EXERCISE OBJECTIVE: Lines containing the string "title" are to be counted. Write only how many there are.

MATERIAL FOR THIS TASK:
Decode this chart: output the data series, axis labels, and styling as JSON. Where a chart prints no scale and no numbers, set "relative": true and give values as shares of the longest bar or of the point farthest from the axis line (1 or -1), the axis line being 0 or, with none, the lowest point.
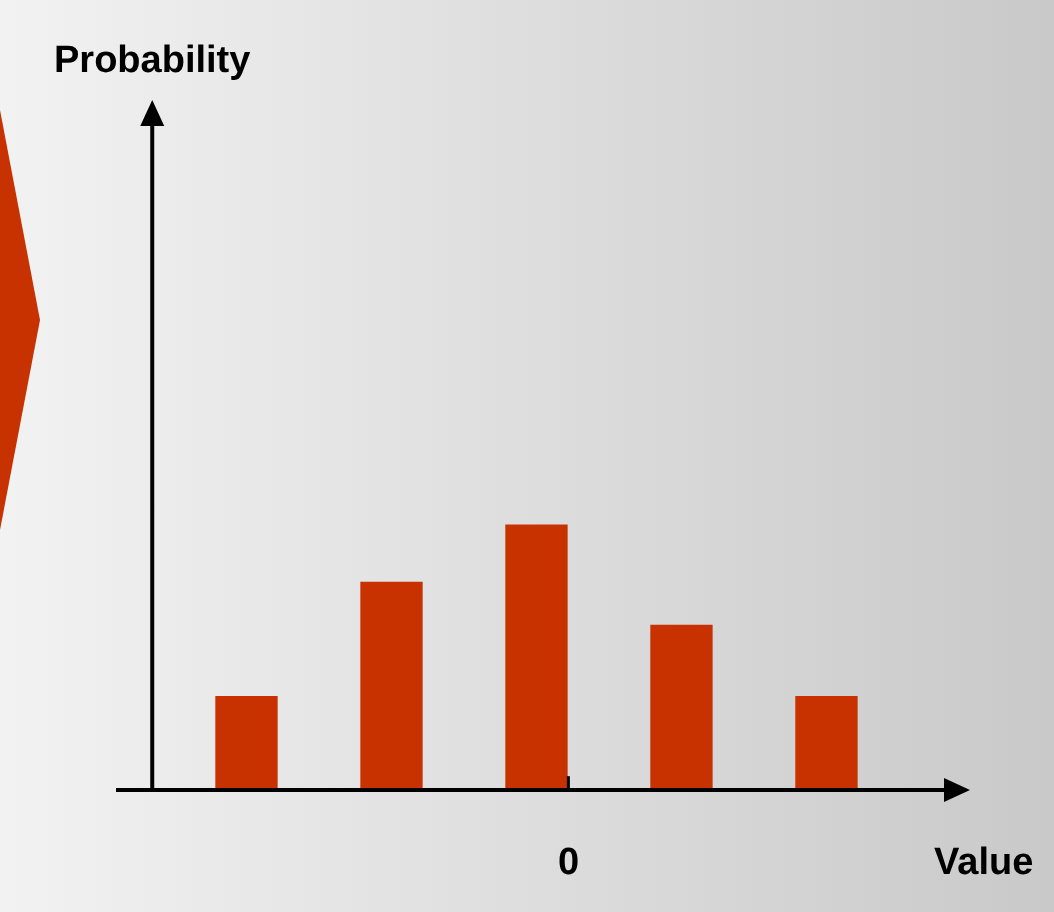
{
  "chart_data": {
    "type": "bar",
    "relative": true,
    "xlabel": "Value",
    "categories": [
      null,
      null,
      null,
      null,
      null
    ],
    "values": [
      0.354,
      0.785,
      1,
      0.623,
      0.354
    ],
    "color": "#c83200",
    "annotations": [
      "Probability",
      "0"
    ],
    "legend": false
  }
}
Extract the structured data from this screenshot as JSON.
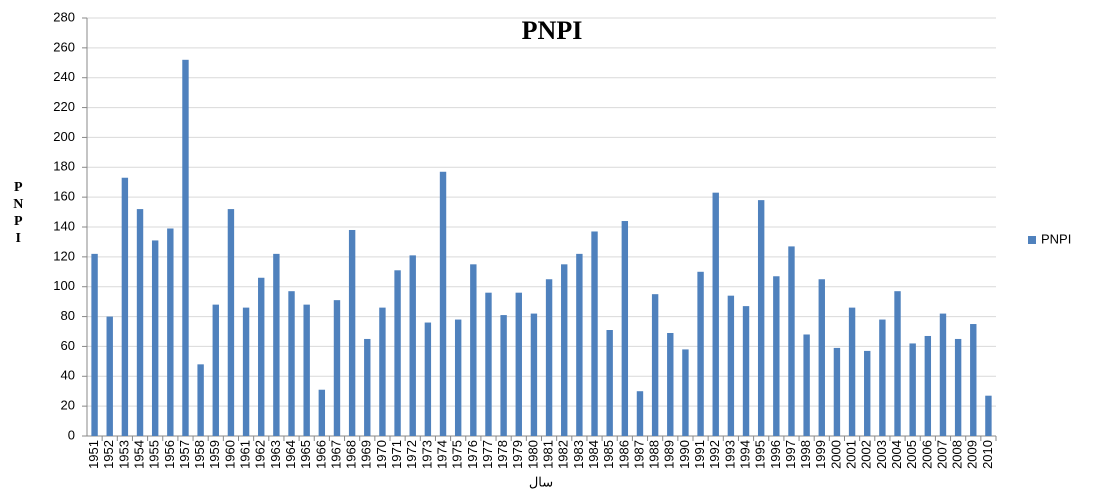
{
  "chart_data": {
    "type": "bar",
    "title": "PNPI",
    "y_label": "PNPI",
    "x_label": "سال",
    "categories": [
      "1951",
      "1952",
      "1953",
      "1954",
      "1955",
      "1956",
      "1957",
      "1958",
      "1959",
      "1960",
      "1961",
      "1962",
      "1963",
      "1964",
      "1965",
      "1966",
      "1967",
      "1968",
      "1969",
      "1970",
      "1971",
      "1972",
      "1973",
      "1974",
      "1975",
      "1976",
      "1977",
      "1978",
      "1979",
      "1980",
      "1981",
      "1982",
      "1983",
      "1984",
      "1985",
      "1986",
      "1987",
      "1988",
      "1989",
      "1990",
      "1991",
      "1992",
      "1993",
      "1994",
      "1995",
      "1996",
      "1997",
      "1998",
      "1999",
      "2000",
      "2001",
      "2002",
      "2003",
      "2004",
      "2005",
      "2006",
      "2007",
      "2008",
      "2009",
      "2010"
    ],
    "series": [
      {
        "name": "PNPI",
        "color": "#4f81bd",
        "values": [
          122,
          80,
          173,
          152,
          131,
          139,
          252,
          48,
          88,
          152,
          86,
          106,
          122,
          97,
          88,
          31,
          91,
          138,
          65,
          86,
          111,
          121,
          76,
          177,
          78,
          115,
          96,
          81,
          96,
          82,
          105,
          115,
          122,
          137,
          71,
          144,
          30,
          95,
          69,
          58,
          110,
          163,
          94,
          87,
          158,
          107,
          127,
          68,
          105,
          59,
          86,
          57,
          78,
          97,
          62,
          67,
          82,
          65,
          75,
          27
        ]
      }
    ],
    "ylim": [
      0,
      280
    ],
    "yticks": [
      0,
      20,
      40,
      60,
      80,
      100,
      120,
      140,
      160,
      180,
      200,
      220,
      240,
      260,
      280
    ],
    "grid": true,
    "legend": "right"
  }
}
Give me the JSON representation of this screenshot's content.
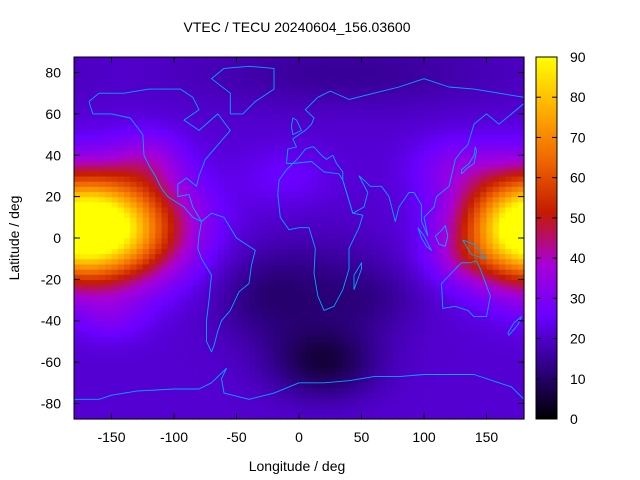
{
  "chart_data": {
    "type": "heatmap",
    "title": "VTEC / TECU 20240604_156.03600",
    "xlabel": "Longitude / deg",
    "ylabel": "Latitude / deg",
    "xlim": [
      -180,
      180
    ],
    "ylim": [
      -87.5,
      87.5
    ],
    "x_ticks": [
      -150,
      -100,
      -50,
      0,
      50,
      100,
      150
    ],
    "y_ticks": [
      -80,
      -60,
      -40,
      -20,
      0,
      20,
      40,
      60,
      80
    ],
    "colorbar": {
      "min": 0,
      "max": 90,
      "ticks": [
        0,
        10,
        20,
        30,
        40,
        50,
        60,
        70,
        80,
        90
      ],
      "colormap": [
        "#000000",
        "#2e0083",
        "#6a00ff",
        "#a800d6",
        "#c41b00",
        "#f06600",
        "#ffb000",
        "#ffff00"
      ]
    },
    "grid_step_deg": {
      "lon": 5,
      "lat": 2.5
    },
    "vtec_model": {
      "background": 21,
      "blobs": [
        {
          "lon": -145,
          "lat": 5,
          "sig_lon": 40,
          "sig_lat": 18,
          "amp": 50
        },
        {
          "lon": -120,
          "lat": 38,
          "sig_lon": 20,
          "sig_lat": 10,
          "amp": 10
        },
        {
          "lon": 175,
          "lat": 5,
          "sig_lon": 35,
          "sig_lat": 18,
          "amp": 52
        },
        {
          "lon": 125,
          "lat": 35,
          "sig_lon": 25,
          "sig_lat": 10,
          "amp": 8
        },
        {
          "lon": 130,
          "lat": -10,
          "sig_lon": 20,
          "sig_lat": 8,
          "amp": 6
        },
        {
          "lon": -150,
          "lat": -38,
          "sig_lon": 20,
          "sig_lat": 8,
          "amp": 6
        },
        {
          "lon": -10,
          "lat": 30,
          "sig_lon": 25,
          "sig_lat": 10,
          "amp": 5
        },
        {
          "lon": 20,
          "lat": -60,
          "sig_lon": 30,
          "sig_lat": 12,
          "amp": -14
        },
        {
          "lon": 10,
          "lat": -25,
          "sig_lon": 50,
          "sig_lat": 18,
          "amp": -8
        },
        {
          "lon": -30,
          "lat": -30,
          "sig_lon": 25,
          "sig_lat": 15,
          "amp": -4
        },
        {
          "lon": 60,
          "lat": -30,
          "sig_lon": 25,
          "sig_lat": 10,
          "amp": -3
        },
        {
          "lon": 40,
          "lat": 80,
          "sig_lon": 90,
          "sig_lat": 12,
          "amp": -6
        }
      ]
    },
    "coastlines": [
      {
        "name": "north-america",
        "points": [
          [
            -168,
            66
          ],
          [
            -160,
            70
          ],
          [
            -140,
            70
          ],
          [
            -120,
            72
          ],
          [
            -95,
            72
          ],
          [
            -85,
            68
          ],
          [
            -80,
            62
          ],
          [
            -92,
            57
          ],
          [
            -80,
            52
          ],
          [
            -65,
            60
          ],
          [
            -55,
            52
          ],
          [
            -65,
            45
          ],
          [
            -75,
            38
          ],
          [
            -80,
            30
          ],
          [
            -82,
            25
          ],
          [
            -90,
            29
          ],
          [
            -97,
            26
          ],
          [
            -97,
            20
          ],
          [
            -88,
            21
          ],
          [
            -85,
            15
          ],
          [
            -78,
            8
          ],
          [
            -85,
            10
          ],
          [
            -92,
            15
          ],
          [
            -105,
            20
          ],
          [
            -110,
            24
          ],
          [
            -115,
            30
          ],
          [
            -120,
            35
          ],
          [
            -124,
            40
          ],
          [
            -125,
            50
          ],
          [
            -135,
            58
          ],
          [
            -150,
            60
          ],
          [
            -165,
            60
          ],
          [
            -168,
            66
          ]
        ]
      },
      {
        "name": "greenland",
        "points": [
          [
            -55,
            60
          ],
          [
            -45,
            60
          ],
          [
            -35,
            66
          ],
          [
            -20,
            72
          ],
          [
            -20,
            82
          ],
          [
            -40,
            83
          ],
          [
            -60,
            82
          ],
          [
            -70,
            77
          ],
          [
            -55,
            70
          ],
          [
            -55,
            60
          ]
        ]
      },
      {
        "name": "south-america",
        "points": [
          [
            -78,
            8
          ],
          [
            -70,
            12
          ],
          [
            -60,
            10
          ],
          [
            -50,
            0
          ],
          [
            -35,
            -6
          ],
          [
            -38,
            -13
          ],
          [
            -40,
            -22
          ],
          [
            -48,
            -26
          ],
          [
            -55,
            -35
          ],
          [
            -62,
            -40
          ],
          [
            -65,
            -45
          ],
          [
            -68,
            -52
          ],
          [
            -70,
            -55
          ],
          [
            -74,
            -50
          ],
          [
            -74,
            -40
          ],
          [
            -72,
            -30
          ],
          [
            -70,
            -18
          ],
          [
            -78,
            -10
          ],
          [
            -81,
            -5
          ],
          [
            -80,
            1
          ],
          [
            -78,
            8
          ]
        ]
      },
      {
        "name": "eurasia",
        "points": [
          [
            -10,
            36
          ],
          [
            -9,
            43
          ],
          [
            -2,
            44
          ],
          [
            -5,
            48
          ],
          [
            5,
            52
          ],
          [
            10,
            55
          ],
          [
            12,
            58
          ],
          [
            5,
            62
          ],
          [
            15,
            68
          ],
          [
            25,
            71
          ],
          [
            40,
            67
          ],
          [
            60,
            70
          ],
          [
            80,
            73
          ],
          [
            100,
            77
          ],
          [
            120,
            73
          ],
          [
            140,
            72
          ],
          [
            160,
            70
          ],
          [
            180,
            68
          ],
          [
            180,
            65
          ],
          [
            170,
            60
          ],
          [
            160,
            55
          ],
          [
            150,
            60
          ],
          [
            140,
            55
          ],
          [
            135,
            45
          ],
          [
            130,
            42
          ],
          [
            125,
            38
          ],
          [
            122,
            30
          ],
          [
            120,
            25
          ],
          [
            110,
            20
          ],
          [
            108,
            15
          ],
          [
            100,
            10
          ],
          [
            103,
            1
          ],
          [
            98,
            8
          ],
          [
            98,
            16
          ],
          [
            92,
            22
          ],
          [
            88,
            22
          ],
          [
            80,
            15
          ],
          [
            77,
            8
          ],
          [
            72,
            20
          ],
          [
            66,
            25
          ],
          [
            57,
            25
          ],
          [
            52,
            28
          ],
          [
            48,
            30
          ],
          [
            55,
            22
          ],
          [
            52,
            15
          ],
          [
            43,
            12
          ],
          [
            35,
            28
          ],
          [
            35,
            32
          ],
          [
            30,
            36
          ],
          [
            27,
            40
          ],
          [
            22,
            38
          ],
          [
            18,
            40
          ],
          [
            12,
            44
          ],
          [
            10,
            44
          ],
          [
            5,
            43
          ],
          [
            0,
            39
          ],
          [
            -5,
            36
          ],
          [
            -10,
            36
          ]
        ]
      },
      {
        "name": "africa",
        "points": [
          [
            -17,
            21
          ],
          [
            -16,
            28
          ],
          [
            -10,
            33
          ],
          [
            -5,
            36
          ],
          [
            10,
            37
          ],
          [
            20,
            32
          ],
          [
            32,
            31
          ],
          [
            35,
            28
          ],
          [
            43,
            12
          ],
          [
            51,
            11
          ],
          [
            48,
            5
          ],
          [
            40,
            -5
          ],
          [
            40,
            -15
          ],
          [
            35,
            -25
          ],
          [
            28,
            -33
          ],
          [
            20,
            -35
          ],
          [
            15,
            -28
          ],
          [
            12,
            -17
          ],
          [
            13,
            -5
          ],
          [
            8,
            5
          ],
          [
            0,
            5
          ],
          [
            -8,
            4
          ],
          [
            -15,
            10
          ],
          [
            -17,
            21
          ]
        ]
      },
      {
        "name": "madagascar",
        "points": [
          [
            44,
            -25
          ],
          [
            50,
            -15
          ],
          [
            50,
            -12
          ],
          [
            44,
            -18
          ],
          [
            44,
            -25
          ]
        ]
      },
      {
        "name": "australia",
        "points": [
          [
            114,
            -22
          ],
          [
            115,
            -34
          ],
          [
            125,
            -33
          ],
          [
            135,
            -35
          ],
          [
            140,
            -38
          ],
          [
            150,
            -38
          ],
          [
            153,
            -28
          ],
          [
            145,
            -15
          ],
          [
            142,
            -11
          ],
          [
            137,
            -12
          ],
          [
            130,
            -12
          ],
          [
            125,
            -15
          ],
          [
            114,
            -22
          ]
        ]
      },
      {
        "name": "new-zealand",
        "points": [
          [
            167,
            -46
          ],
          [
            172,
            -41
          ],
          [
            178,
            -38
          ],
          [
            175,
            -42
          ],
          [
            168,
            -47
          ],
          [
            167,
            -46
          ]
        ]
      },
      {
        "name": "britain",
        "points": [
          [
            -5,
            50
          ],
          [
            2,
            52
          ],
          [
            -2,
            57
          ],
          [
            -5,
            58
          ],
          [
            -6,
            54
          ],
          [
            -5,
            50
          ]
        ]
      },
      {
        "name": "japan",
        "points": [
          [
            130,
            31
          ],
          [
            135,
            34
          ],
          [
            140,
            36
          ],
          [
            142,
            42
          ],
          [
            141,
            44
          ],
          [
            140,
            40
          ],
          [
            136,
            36
          ],
          [
            130,
            33
          ],
          [
            130,
            31
          ]
        ]
      },
      {
        "name": "borneo",
        "points": [
          [
            109,
            1
          ],
          [
            112,
            -3
          ],
          [
            117,
            -4
          ],
          [
            119,
            1
          ],
          [
            117,
            6
          ],
          [
            113,
            3
          ],
          [
            109,
            1
          ]
        ]
      },
      {
        "name": "sumatra",
        "points": [
          [
            95,
            5
          ],
          [
            100,
            1
          ],
          [
            106,
            -6
          ],
          [
            102,
            -4
          ],
          [
            98,
            0
          ],
          [
            95,
            5
          ]
        ]
      },
      {
        "name": "new-guinea",
        "points": [
          [
            131,
            -1
          ],
          [
            140,
            -3
          ],
          [
            150,
            -10
          ],
          [
            143,
            -9
          ],
          [
            138,
            -8
          ],
          [
            131,
            -1
          ]
        ]
      },
      {
        "name": "antarctica",
        "points": [
          [
            -180,
            -78
          ],
          [
            -160,
            -78
          ],
          [
            -150,
            -76
          ],
          [
            -130,
            -74
          ],
          [
            -100,
            -73
          ],
          [
            -80,
            -73
          ],
          [
            -70,
            -70
          ],
          [
            -58,
            -63
          ],
          [
            -62,
            -68
          ],
          [
            -60,
            -75
          ],
          [
            -40,
            -78
          ],
          [
            -20,
            -75
          ],
          [
            0,
            -70
          ],
          [
            20,
            -70
          ],
          [
            40,
            -69
          ],
          [
            60,
            -67
          ],
          [
            80,
            -67
          ],
          [
            100,
            -66
          ],
          [
            120,
            -66
          ],
          [
            140,
            -66
          ],
          [
            160,
            -70
          ],
          [
            170,
            -72
          ],
          [
            180,
            -78
          ]
        ]
      }
    ]
  }
}
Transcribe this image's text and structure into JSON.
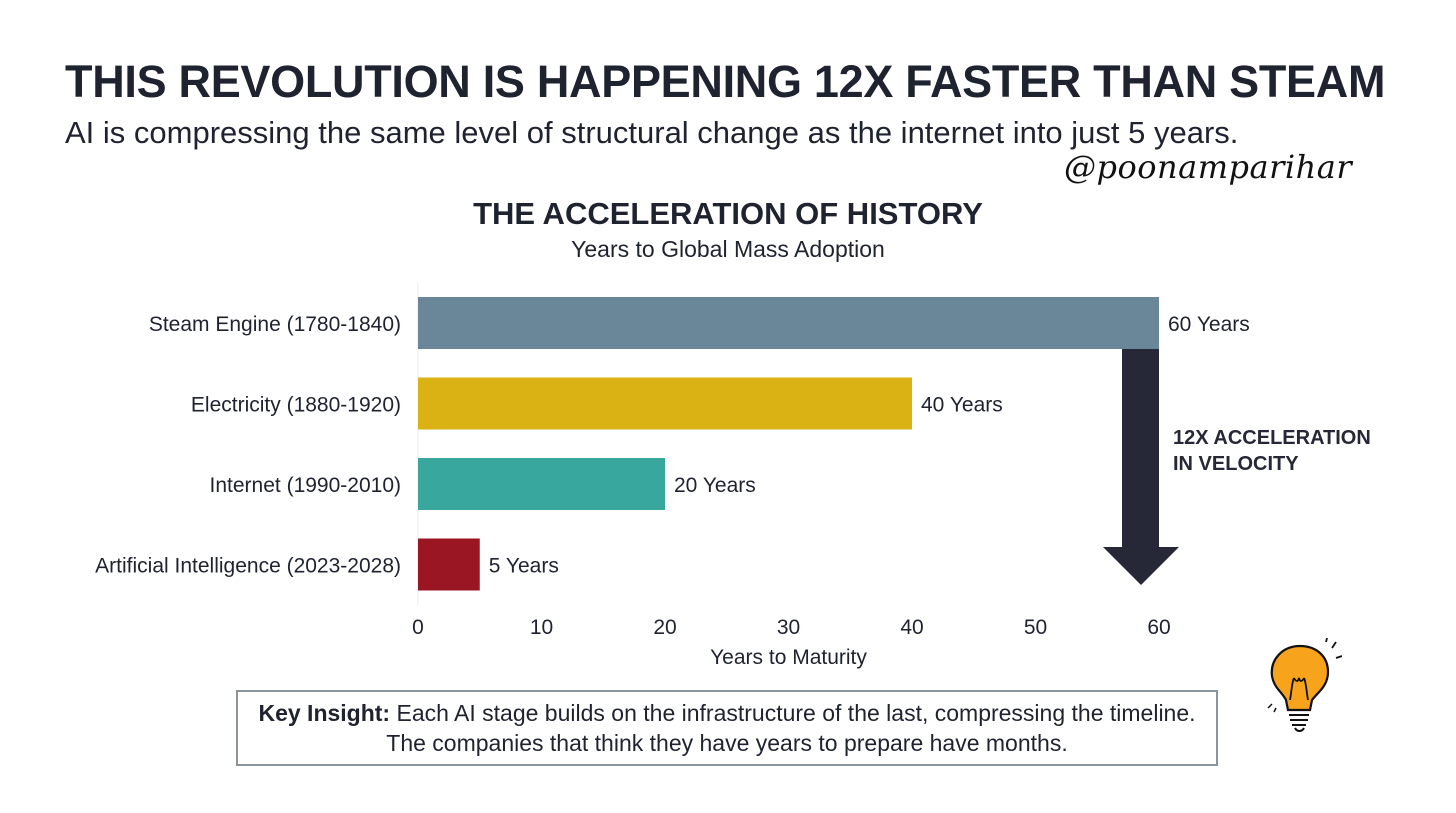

SOLUTION FOR THIS TASK: 2